**INSTRUCTION**
Reply with only the number of lines that contain the string "name".

**DATASET**
* START *

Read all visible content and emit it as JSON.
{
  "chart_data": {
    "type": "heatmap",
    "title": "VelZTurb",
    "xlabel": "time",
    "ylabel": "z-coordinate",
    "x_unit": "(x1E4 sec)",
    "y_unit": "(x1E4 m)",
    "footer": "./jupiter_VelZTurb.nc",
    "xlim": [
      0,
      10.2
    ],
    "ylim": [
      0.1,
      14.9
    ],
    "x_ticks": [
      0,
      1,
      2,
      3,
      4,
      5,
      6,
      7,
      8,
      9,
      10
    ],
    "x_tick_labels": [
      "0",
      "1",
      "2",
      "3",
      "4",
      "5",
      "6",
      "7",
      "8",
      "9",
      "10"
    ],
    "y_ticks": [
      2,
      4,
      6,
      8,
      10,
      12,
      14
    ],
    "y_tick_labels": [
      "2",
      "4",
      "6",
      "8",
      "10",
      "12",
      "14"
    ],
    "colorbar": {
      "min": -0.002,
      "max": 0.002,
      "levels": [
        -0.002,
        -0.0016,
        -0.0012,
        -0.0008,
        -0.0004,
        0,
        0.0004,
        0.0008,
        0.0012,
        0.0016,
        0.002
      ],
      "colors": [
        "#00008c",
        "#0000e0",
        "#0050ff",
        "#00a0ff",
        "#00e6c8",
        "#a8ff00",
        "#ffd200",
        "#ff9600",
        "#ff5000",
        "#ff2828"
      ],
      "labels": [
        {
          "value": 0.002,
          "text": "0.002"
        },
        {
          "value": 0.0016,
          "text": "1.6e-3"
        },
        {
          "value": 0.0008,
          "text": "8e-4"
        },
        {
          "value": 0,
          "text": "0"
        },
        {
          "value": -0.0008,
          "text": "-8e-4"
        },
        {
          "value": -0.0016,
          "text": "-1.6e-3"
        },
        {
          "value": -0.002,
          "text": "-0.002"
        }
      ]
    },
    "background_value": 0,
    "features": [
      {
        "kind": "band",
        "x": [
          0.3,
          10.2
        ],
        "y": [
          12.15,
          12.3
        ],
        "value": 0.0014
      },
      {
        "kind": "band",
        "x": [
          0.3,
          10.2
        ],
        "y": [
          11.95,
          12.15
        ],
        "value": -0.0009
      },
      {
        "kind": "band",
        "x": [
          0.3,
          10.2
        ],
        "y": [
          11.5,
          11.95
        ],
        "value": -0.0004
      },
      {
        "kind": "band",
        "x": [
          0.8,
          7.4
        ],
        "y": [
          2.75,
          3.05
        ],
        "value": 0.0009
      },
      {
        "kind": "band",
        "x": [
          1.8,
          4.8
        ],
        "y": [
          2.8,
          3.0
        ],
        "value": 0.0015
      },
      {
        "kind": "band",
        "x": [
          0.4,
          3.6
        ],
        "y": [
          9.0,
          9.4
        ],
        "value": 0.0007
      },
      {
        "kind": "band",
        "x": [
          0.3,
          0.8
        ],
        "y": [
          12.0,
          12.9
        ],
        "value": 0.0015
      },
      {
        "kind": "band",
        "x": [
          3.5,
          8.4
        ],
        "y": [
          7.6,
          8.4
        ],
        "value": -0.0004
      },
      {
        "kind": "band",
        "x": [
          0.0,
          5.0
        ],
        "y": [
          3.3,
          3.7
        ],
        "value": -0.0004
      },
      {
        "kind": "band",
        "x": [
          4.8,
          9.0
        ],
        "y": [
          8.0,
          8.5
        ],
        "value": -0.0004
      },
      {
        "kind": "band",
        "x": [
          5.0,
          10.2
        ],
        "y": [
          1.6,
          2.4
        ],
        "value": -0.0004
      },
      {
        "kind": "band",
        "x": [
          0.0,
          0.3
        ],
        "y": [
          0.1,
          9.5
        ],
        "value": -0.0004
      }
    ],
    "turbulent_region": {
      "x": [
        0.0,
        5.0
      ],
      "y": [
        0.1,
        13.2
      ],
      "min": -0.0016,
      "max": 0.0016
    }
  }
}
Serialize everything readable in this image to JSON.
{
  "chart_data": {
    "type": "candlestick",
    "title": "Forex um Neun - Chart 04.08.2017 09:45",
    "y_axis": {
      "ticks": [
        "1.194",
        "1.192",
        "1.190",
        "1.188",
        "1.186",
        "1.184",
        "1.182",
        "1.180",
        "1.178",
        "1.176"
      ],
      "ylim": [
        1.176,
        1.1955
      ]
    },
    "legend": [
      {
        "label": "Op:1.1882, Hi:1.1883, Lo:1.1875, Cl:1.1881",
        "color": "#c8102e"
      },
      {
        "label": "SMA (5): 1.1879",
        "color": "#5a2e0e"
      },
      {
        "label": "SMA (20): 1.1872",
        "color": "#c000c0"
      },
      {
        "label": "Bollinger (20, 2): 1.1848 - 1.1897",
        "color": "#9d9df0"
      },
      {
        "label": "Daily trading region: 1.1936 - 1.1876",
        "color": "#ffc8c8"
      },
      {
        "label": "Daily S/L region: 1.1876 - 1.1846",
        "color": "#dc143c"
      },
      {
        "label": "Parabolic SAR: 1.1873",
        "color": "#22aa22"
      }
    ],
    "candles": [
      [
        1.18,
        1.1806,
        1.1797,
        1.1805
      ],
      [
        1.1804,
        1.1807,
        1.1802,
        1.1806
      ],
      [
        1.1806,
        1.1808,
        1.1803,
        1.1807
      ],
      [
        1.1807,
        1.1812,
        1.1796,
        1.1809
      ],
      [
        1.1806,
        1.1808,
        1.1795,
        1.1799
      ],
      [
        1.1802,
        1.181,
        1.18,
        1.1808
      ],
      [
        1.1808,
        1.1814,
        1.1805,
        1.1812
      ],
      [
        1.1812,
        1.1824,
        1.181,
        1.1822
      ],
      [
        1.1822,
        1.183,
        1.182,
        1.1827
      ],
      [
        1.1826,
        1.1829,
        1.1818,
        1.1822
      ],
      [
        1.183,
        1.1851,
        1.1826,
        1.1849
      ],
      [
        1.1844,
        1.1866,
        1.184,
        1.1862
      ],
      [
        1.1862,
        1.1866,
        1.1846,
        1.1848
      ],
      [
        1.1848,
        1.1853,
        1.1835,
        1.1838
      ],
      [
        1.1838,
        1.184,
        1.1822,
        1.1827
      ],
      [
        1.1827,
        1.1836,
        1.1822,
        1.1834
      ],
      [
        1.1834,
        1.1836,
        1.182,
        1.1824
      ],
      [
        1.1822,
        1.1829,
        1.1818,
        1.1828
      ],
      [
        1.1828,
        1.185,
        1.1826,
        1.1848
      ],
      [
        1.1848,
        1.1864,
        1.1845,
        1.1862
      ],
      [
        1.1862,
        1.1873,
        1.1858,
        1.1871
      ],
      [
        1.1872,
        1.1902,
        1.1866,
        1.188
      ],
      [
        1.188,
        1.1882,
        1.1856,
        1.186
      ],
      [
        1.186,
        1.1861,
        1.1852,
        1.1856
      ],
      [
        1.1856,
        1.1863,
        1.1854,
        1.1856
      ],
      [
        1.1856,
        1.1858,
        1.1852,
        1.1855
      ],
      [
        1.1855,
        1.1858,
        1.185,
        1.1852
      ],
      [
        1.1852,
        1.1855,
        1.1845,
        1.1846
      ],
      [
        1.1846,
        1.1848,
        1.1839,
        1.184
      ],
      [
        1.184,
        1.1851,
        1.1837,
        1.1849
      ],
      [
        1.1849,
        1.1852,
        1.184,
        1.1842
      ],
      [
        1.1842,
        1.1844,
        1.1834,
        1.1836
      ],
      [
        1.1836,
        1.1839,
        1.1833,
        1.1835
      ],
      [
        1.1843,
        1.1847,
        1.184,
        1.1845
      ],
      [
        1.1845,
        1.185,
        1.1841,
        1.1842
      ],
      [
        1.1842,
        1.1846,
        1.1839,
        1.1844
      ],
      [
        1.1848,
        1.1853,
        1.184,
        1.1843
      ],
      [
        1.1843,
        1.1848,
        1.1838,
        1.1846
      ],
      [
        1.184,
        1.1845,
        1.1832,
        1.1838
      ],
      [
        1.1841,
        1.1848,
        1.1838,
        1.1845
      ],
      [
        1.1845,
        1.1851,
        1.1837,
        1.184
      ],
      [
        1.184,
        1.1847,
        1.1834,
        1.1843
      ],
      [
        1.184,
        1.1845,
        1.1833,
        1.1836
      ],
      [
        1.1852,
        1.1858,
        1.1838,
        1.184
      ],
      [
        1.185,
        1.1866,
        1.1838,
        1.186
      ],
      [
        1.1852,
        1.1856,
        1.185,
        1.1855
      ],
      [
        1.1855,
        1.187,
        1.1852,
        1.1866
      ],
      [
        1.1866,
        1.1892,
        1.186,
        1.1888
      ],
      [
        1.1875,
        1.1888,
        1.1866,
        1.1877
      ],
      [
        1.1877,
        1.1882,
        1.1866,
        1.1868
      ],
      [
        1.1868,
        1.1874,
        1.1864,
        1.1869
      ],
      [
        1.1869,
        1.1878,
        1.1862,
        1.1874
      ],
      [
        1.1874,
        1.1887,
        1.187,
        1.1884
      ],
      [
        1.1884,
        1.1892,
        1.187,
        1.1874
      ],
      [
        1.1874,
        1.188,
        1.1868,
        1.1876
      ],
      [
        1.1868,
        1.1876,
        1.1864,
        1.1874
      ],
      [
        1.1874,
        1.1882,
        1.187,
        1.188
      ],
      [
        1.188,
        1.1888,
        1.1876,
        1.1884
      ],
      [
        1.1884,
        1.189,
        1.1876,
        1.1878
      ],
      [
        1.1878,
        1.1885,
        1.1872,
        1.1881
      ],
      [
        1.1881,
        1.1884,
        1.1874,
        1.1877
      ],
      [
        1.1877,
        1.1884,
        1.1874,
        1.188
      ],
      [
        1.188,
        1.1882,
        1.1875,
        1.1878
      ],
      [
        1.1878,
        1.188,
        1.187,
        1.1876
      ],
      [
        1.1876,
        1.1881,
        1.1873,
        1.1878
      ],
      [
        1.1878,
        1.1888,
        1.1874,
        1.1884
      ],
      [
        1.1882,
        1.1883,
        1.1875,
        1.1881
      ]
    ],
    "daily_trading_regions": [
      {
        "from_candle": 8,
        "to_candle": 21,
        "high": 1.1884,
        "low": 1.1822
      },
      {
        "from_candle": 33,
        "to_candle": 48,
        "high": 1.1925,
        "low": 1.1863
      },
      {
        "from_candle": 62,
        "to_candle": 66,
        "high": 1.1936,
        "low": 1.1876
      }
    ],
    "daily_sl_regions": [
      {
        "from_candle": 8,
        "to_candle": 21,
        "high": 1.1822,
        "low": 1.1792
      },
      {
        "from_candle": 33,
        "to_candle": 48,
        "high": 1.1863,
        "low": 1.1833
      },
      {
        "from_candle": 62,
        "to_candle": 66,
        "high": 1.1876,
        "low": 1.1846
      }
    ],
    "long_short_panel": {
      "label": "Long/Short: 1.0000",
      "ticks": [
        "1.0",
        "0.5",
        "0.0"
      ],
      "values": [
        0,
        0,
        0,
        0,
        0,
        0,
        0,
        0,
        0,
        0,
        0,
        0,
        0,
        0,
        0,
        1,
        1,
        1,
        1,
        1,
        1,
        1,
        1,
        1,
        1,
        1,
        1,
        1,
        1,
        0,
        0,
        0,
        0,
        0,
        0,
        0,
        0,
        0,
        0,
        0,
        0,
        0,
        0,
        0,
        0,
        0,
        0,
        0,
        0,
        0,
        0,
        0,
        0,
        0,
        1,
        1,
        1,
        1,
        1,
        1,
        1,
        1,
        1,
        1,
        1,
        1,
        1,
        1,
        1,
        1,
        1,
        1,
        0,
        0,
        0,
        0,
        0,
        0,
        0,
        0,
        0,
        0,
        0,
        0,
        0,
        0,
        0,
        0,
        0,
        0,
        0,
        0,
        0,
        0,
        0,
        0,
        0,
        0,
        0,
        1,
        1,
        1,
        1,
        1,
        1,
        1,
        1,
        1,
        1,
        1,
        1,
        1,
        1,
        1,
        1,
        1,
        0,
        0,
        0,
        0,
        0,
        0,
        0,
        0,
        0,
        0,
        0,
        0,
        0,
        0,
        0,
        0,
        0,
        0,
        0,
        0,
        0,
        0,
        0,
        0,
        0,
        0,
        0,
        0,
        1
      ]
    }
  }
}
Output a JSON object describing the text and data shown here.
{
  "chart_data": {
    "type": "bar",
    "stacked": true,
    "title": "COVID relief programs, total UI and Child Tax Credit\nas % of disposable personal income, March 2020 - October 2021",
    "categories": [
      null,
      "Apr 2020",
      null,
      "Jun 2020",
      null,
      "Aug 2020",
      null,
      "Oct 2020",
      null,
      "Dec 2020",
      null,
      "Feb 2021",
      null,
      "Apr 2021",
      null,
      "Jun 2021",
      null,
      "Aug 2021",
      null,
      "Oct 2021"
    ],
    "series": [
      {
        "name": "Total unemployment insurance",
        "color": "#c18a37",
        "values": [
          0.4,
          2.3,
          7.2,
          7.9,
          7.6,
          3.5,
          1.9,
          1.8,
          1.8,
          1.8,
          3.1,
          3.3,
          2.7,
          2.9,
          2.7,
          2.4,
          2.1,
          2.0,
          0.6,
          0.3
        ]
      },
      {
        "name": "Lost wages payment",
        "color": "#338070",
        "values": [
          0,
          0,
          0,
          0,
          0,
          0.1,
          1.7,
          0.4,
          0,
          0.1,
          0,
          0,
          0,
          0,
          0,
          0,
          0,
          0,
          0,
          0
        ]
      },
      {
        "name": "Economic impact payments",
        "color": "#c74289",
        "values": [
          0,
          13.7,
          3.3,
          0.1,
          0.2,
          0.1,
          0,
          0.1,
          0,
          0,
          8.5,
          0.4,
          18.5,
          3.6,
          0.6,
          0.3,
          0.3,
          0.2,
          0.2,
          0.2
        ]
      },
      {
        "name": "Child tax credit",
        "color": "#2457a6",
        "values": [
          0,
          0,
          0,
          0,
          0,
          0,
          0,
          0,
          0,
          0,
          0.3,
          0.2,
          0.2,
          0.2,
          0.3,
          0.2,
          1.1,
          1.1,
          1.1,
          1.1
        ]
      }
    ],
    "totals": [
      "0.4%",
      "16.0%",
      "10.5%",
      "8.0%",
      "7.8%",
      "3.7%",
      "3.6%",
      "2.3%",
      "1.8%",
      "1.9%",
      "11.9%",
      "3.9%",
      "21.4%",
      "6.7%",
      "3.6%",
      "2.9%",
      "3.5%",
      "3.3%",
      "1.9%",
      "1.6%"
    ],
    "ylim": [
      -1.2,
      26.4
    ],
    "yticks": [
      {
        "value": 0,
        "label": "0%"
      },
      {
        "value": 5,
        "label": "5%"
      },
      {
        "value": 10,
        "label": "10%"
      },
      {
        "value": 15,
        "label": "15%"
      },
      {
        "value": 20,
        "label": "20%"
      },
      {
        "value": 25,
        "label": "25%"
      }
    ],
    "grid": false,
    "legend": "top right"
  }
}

* END *

**TASK ANSWER**
4